BEGIN SOURCE RECORDS
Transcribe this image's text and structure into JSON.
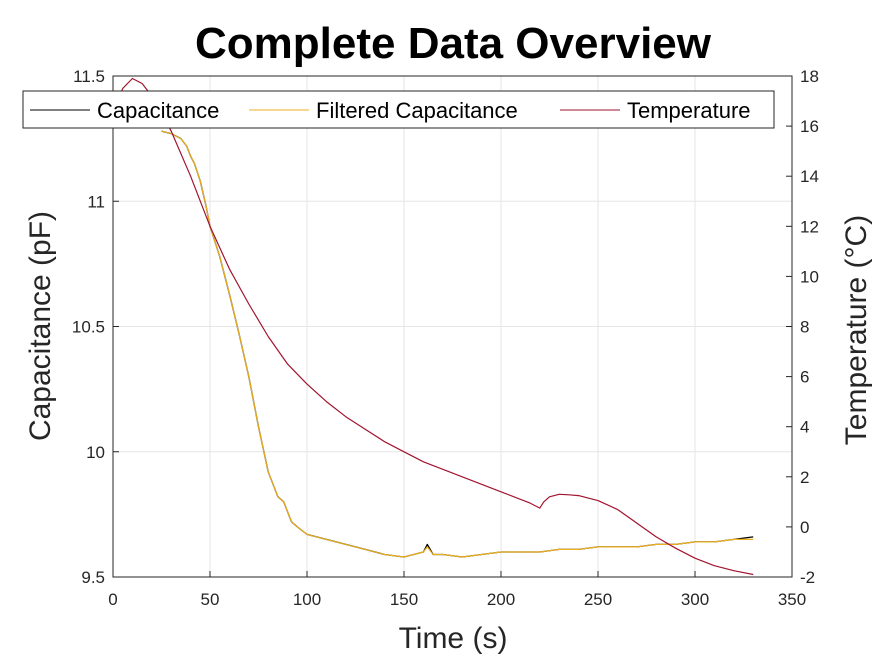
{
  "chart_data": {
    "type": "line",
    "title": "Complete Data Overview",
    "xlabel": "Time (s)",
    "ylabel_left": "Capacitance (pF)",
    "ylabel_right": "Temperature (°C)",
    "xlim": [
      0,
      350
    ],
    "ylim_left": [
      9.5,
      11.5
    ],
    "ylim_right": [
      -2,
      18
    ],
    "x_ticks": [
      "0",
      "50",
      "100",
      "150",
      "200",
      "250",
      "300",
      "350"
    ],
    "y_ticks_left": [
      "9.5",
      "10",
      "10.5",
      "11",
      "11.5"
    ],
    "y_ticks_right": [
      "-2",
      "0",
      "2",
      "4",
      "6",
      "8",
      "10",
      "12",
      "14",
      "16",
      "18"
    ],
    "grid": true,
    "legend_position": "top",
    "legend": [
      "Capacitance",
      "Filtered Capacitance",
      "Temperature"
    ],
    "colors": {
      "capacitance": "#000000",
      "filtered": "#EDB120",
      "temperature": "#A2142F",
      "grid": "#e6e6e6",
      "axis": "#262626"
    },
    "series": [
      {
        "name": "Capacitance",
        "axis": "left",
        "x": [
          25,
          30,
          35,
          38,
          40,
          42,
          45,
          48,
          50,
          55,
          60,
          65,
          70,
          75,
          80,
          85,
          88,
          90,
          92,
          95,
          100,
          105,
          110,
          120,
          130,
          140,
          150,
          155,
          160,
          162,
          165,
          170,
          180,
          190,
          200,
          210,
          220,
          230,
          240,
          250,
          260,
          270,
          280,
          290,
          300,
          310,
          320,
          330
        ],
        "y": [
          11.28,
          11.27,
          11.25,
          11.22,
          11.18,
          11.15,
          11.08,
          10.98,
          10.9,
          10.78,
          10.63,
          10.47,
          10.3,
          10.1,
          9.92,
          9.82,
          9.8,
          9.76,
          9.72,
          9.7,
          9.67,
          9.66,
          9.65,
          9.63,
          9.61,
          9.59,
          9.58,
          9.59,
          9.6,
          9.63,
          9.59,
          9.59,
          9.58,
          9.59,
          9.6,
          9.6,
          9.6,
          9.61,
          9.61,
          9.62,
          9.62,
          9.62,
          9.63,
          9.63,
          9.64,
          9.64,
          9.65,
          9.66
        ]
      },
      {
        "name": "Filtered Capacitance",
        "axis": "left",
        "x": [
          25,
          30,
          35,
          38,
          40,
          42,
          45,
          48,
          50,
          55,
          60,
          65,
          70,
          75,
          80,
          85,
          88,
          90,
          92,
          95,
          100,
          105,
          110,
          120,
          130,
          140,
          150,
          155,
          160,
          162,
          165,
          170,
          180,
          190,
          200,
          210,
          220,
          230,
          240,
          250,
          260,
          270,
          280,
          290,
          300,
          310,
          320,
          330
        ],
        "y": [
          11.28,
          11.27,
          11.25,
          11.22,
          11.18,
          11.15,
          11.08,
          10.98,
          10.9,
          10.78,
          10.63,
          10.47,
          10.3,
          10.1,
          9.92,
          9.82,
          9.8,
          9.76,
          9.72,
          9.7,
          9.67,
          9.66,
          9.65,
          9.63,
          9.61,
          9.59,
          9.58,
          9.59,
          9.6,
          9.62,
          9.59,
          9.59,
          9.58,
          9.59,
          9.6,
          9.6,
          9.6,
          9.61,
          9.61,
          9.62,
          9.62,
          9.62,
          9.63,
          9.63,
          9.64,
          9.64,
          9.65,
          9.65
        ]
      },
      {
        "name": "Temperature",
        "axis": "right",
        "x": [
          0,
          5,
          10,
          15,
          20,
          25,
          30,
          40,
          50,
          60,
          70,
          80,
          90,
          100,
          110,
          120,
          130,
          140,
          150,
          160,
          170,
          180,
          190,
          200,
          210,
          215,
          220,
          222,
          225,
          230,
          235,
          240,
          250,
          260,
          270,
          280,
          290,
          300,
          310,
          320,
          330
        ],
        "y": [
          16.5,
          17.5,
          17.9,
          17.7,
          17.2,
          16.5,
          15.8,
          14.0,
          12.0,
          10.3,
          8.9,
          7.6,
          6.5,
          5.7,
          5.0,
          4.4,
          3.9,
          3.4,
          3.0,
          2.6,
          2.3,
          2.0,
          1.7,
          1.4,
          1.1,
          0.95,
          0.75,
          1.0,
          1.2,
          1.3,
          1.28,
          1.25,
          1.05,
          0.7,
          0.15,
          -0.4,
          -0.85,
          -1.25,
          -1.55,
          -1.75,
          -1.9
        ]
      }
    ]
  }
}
END SOURCE RECORDS
- **WHAT YOU ARE ASKED TO DO**:
Pictures are not part of the copy; output everything else in the records exactly.

- **OUTPUT OF THE EXERCISE**:
Transcribe this image's text and structure into JSON.
{
  "chart_data": {
    "type": "line",
    "title": "Complete Data Overview",
    "xlabel": "Time (s)",
    "ylabel_left": "Capacitance (pF)",
    "ylabel_right": "Temperature (°C)",
    "xlim": [
      0,
      350
    ],
    "ylim_left": [
      9.5,
      11.5
    ],
    "ylim_right": [
      -2,
      18
    ],
    "x_ticks": [
      "0",
      "50",
      "100",
      "150",
      "200",
      "250",
      "300",
      "350"
    ],
    "y_ticks_left": [
      "9.5",
      "10",
      "10.5",
      "11",
      "11.5"
    ],
    "y_ticks_right": [
      "-2",
      "0",
      "2",
      "4",
      "6",
      "8",
      "10",
      "12",
      "14",
      "16",
      "18"
    ],
    "grid": true,
    "legend_position": "top",
    "legend": [
      "Capacitance",
      "Filtered Capacitance",
      "Temperature"
    ],
    "colors": {
      "capacitance": "#000000",
      "filtered": "#EDB120",
      "temperature": "#A2142F",
      "grid": "#e6e6e6",
      "axis": "#262626"
    },
    "series": [
      {
        "name": "Capacitance",
        "axis": "left",
        "x": [
          25,
          30,
          35,
          38,
          40,
          42,
          45,
          48,
          50,
          55,
          60,
          65,
          70,
          75,
          80,
          85,
          88,
          90,
          92,
          95,
          100,
          105,
          110,
          120,
          130,
          140,
          150,
          155,
          160,
          162,
          165,
          170,
          180,
          190,
          200,
          210,
          220,
          230,
          240,
          250,
          260,
          270,
          280,
          290,
          300,
          310,
          320,
          330
        ],
        "y": [
          11.28,
          11.27,
          11.25,
          11.22,
          11.18,
          11.15,
          11.08,
          10.98,
          10.9,
          10.78,
          10.63,
          10.47,
          10.3,
          10.1,
          9.92,
          9.82,
          9.8,
          9.76,
          9.72,
          9.7,
          9.67,
          9.66,
          9.65,
          9.63,
          9.61,
          9.59,
          9.58,
          9.59,
          9.6,
          9.63,
          9.59,
          9.59,
          9.58,
          9.59,
          9.6,
          9.6,
          9.6,
          9.61,
          9.61,
          9.62,
          9.62,
          9.62,
          9.63,
          9.63,
          9.64,
          9.64,
          9.65,
          9.66
        ]
      },
      {
        "name": "Filtered Capacitance",
        "axis": "left",
        "x": [
          25,
          30,
          35,
          38,
          40,
          42,
          45,
          48,
          50,
          55,
          60,
          65,
          70,
          75,
          80,
          85,
          88,
          90,
          92,
          95,
          100,
          105,
          110,
          120,
          130,
          140,
          150,
          155,
          160,
          162,
          165,
          170,
          180,
          190,
          200,
          210,
          220,
          230,
          240,
          250,
          260,
          270,
          280,
          290,
          300,
          310,
          320,
          330
        ],
        "y": [
          11.28,
          11.27,
          11.25,
          11.22,
          11.18,
          11.15,
          11.08,
          10.98,
          10.9,
          10.78,
          10.63,
          10.47,
          10.3,
          10.1,
          9.92,
          9.82,
          9.8,
          9.76,
          9.72,
          9.7,
          9.67,
          9.66,
          9.65,
          9.63,
          9.61,
          9.59,
          9.58,
          9.59,
          9.6,
          9.62,
          9.59,
          9.59,
          9.58,
          9.59,
          9.6,
          9.6,
          9.6,
          9.61,
          9.61,
          9.62,
          9.62,
          9.62,
          9.63,
          9.63,
          9.64,
          9.64,
          9.65,
          9.65
        ]
      },
      {
        "name": "Temperature",
        "axis": "right",
        "x": [
          0,
          5,
          10,
          15,
          20,
          25,
          30,
          40,
          50,
          60,
          70,
          80,
          90,
          100,
          110,
          120,
          130,
          140,
          150,
          160,
          170,
          180,
          190,
          200,
          210,
          215,
          220,
          222,
          225,
          230,
          235,
          240,
          250,
          260,
          270,
          280,
          290,
          300,
          310,
          320,
          330
        ],
        "y": [
          16.5,
          17.5,
          17.9,
          17.7,
          17.2,
          16.5,
          15.8,
          14.0,
          12.0,
          10.3,
          8.9,
          7.6,
          6.5,
          5.7,
          5.0,
          4.4,
          3.9,
          3.4,
          3.0,
          2.6,
          2.3,
          2.0,
          1.7,
          1.4,
          1.1,
          0.95,
          0.75,
          1.0,
          1.2,
          1.3,
          1.28,
          1.25,
          1.05,
          0.7,
          0.15,
          -0.4,
          -0.85,
          -1.25,
          -1.55,
          -1.75,
          -1.9
        ]
      }
    ]
  }
}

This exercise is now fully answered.